_Exercise_. Here are some records; copy every line that holds the word "реализовывать".

(Saved entries)
=-=-=

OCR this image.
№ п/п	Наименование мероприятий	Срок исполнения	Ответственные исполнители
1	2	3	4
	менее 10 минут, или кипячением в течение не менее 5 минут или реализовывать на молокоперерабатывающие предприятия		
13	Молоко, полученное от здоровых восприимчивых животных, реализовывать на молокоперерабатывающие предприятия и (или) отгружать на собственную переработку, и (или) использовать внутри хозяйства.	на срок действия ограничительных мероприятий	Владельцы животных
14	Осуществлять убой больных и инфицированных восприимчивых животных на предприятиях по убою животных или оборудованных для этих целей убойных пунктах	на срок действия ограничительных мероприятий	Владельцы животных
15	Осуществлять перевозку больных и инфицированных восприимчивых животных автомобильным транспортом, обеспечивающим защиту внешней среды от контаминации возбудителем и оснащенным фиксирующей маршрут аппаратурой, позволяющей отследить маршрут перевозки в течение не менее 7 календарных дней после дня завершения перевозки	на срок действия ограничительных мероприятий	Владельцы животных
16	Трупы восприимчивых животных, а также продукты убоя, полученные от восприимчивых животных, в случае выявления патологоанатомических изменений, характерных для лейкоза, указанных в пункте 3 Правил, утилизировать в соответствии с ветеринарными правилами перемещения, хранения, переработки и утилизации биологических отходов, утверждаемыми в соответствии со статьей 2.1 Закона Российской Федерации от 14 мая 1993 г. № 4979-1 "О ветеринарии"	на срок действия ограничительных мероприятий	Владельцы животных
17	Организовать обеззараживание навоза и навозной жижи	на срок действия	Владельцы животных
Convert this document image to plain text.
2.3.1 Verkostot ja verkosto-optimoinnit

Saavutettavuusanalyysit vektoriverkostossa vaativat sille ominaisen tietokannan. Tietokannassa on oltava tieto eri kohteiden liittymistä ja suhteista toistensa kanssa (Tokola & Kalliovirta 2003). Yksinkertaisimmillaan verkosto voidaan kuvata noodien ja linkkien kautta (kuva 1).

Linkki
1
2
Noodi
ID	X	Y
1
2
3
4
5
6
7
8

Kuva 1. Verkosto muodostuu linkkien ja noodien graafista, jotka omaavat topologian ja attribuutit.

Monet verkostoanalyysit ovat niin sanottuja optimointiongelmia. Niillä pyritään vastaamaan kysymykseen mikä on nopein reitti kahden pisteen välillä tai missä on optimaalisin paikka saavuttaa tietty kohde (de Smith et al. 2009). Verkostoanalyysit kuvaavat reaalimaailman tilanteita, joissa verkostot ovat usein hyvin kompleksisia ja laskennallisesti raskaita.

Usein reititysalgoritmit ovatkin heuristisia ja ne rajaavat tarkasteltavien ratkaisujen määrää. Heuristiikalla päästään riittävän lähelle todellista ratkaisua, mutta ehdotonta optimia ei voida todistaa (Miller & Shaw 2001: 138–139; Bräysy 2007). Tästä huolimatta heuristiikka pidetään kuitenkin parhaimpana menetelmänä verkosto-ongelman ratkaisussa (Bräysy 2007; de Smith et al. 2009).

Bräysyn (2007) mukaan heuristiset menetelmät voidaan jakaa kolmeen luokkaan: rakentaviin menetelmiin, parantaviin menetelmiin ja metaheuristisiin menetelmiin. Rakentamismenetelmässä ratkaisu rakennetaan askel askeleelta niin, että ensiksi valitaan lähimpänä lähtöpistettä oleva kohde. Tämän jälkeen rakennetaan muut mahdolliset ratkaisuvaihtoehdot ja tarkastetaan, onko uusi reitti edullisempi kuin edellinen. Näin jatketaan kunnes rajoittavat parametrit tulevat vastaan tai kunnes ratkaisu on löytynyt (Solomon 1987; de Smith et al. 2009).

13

=-=-=

_Answer for this exercise_.
	менее 10 минут, или кипячением в течение не менее 5 минут или реализовывать на молокоперерабатывающие предприятия		
13	Молоко, полученное от здоровых восприимчивых животных, реализовывать на молокоперерабатывающие предприятия и (или) отгружать на собственную переработку, и (или) использовать внутри хозяйства.	на срок действия ограничительных мероприятий	Владельцы животных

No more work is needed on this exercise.